TASK OBJECTIVE
Report how many lines below contain the word "fuels". Give only the number.

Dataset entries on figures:
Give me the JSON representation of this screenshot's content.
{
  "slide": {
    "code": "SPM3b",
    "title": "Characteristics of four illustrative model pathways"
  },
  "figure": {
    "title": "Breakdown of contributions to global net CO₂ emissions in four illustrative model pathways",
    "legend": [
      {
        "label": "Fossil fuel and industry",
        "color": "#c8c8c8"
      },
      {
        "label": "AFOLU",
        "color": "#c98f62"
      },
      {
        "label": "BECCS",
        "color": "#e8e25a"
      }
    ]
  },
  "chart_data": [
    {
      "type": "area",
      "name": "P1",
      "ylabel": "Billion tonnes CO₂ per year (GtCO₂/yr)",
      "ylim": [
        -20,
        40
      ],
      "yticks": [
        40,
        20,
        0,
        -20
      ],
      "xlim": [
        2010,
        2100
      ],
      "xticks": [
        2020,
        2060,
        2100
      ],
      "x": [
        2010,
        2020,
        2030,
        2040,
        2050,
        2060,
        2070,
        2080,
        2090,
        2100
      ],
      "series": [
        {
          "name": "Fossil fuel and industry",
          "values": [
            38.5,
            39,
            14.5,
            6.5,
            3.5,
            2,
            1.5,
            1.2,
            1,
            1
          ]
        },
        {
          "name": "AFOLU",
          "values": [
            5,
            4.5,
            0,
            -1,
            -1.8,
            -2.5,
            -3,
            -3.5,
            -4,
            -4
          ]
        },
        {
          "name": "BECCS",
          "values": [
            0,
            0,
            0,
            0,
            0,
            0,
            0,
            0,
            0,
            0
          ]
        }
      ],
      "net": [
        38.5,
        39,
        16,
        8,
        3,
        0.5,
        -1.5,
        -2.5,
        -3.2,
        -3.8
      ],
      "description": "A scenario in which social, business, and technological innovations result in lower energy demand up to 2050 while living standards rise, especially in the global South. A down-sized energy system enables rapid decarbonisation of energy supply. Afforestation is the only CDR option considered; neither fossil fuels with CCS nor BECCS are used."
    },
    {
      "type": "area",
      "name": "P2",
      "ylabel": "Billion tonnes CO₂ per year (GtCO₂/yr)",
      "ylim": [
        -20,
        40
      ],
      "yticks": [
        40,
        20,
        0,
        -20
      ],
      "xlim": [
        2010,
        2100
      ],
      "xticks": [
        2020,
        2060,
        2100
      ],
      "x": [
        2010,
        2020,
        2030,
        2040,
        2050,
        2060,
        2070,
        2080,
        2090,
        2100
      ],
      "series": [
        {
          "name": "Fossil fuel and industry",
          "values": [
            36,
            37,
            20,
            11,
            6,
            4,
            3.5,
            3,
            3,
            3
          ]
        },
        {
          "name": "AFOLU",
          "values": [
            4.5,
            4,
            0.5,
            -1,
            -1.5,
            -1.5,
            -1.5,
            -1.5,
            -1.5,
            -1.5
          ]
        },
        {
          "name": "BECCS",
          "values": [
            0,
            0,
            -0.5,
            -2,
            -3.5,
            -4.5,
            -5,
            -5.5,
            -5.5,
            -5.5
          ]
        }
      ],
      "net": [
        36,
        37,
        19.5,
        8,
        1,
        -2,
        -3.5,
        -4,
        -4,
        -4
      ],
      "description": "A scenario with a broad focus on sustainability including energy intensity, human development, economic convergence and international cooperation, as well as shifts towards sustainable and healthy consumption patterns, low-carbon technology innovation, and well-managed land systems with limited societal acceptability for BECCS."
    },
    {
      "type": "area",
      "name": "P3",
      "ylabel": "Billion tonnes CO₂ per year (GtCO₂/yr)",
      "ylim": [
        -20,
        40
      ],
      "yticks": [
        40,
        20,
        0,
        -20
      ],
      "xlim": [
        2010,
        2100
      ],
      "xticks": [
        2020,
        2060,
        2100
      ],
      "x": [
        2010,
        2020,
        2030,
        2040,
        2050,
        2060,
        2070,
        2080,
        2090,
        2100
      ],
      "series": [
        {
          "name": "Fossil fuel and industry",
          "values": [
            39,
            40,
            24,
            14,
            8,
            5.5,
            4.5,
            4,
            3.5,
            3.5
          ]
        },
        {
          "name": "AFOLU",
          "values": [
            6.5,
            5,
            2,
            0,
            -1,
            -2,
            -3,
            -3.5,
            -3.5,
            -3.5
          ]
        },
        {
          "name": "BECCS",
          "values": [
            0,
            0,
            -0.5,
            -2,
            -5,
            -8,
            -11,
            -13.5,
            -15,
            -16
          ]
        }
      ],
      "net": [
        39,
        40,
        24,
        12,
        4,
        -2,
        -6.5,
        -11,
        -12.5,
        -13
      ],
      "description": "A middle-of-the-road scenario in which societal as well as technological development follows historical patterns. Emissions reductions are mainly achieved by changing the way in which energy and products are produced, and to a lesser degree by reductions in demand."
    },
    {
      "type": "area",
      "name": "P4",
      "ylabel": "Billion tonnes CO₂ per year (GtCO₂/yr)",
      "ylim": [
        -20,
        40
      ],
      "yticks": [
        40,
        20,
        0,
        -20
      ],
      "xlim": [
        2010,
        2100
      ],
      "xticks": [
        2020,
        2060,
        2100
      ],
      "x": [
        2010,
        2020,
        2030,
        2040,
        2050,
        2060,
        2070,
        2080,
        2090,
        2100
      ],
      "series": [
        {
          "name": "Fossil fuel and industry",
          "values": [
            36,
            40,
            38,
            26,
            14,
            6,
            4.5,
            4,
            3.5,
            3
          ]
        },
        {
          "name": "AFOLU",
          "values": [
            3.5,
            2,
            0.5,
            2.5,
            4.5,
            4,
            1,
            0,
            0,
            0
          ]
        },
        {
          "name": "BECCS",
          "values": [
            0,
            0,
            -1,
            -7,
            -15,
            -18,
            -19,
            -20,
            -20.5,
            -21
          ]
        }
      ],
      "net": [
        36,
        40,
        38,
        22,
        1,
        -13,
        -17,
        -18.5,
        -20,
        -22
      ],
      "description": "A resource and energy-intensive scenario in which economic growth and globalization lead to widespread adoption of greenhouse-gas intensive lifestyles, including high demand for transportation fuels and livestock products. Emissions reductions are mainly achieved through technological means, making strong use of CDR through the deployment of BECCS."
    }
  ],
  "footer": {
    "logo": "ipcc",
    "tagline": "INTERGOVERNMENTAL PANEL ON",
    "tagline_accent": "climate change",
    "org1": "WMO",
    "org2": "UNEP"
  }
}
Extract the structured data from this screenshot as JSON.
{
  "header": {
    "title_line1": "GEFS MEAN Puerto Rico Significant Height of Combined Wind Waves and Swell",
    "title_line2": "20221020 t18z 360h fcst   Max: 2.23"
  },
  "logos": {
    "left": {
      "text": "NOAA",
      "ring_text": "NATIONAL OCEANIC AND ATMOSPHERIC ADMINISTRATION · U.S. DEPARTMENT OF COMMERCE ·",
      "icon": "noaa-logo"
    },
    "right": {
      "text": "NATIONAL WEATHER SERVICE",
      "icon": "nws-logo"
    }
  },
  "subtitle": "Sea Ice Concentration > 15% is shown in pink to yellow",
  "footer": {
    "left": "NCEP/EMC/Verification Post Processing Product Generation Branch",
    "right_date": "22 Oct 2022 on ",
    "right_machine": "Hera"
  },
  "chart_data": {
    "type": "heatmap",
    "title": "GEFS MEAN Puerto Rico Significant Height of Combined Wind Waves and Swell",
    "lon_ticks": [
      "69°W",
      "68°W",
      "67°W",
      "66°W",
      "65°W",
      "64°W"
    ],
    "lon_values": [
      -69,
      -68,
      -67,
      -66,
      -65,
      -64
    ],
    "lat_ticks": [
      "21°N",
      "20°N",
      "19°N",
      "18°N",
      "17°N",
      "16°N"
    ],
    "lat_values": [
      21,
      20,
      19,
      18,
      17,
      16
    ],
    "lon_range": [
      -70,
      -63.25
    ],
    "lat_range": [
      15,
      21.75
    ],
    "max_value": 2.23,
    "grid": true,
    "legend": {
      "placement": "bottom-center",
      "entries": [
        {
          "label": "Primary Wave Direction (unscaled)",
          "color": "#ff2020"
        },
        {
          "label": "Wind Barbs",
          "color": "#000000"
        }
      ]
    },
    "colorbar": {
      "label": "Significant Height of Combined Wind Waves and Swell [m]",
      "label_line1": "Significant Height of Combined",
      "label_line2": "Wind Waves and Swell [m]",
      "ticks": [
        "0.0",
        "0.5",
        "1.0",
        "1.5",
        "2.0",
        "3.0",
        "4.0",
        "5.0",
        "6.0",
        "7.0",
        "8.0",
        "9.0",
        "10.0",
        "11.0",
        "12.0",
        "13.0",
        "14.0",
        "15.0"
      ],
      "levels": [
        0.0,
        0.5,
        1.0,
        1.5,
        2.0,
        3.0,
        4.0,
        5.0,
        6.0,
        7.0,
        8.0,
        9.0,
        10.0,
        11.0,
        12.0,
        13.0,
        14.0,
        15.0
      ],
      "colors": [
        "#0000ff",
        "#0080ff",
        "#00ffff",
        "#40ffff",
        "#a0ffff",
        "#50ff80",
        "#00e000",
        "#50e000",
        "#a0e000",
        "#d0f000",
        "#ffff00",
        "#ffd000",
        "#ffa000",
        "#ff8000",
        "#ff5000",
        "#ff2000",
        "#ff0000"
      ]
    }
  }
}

COMPLETE ANSWER
2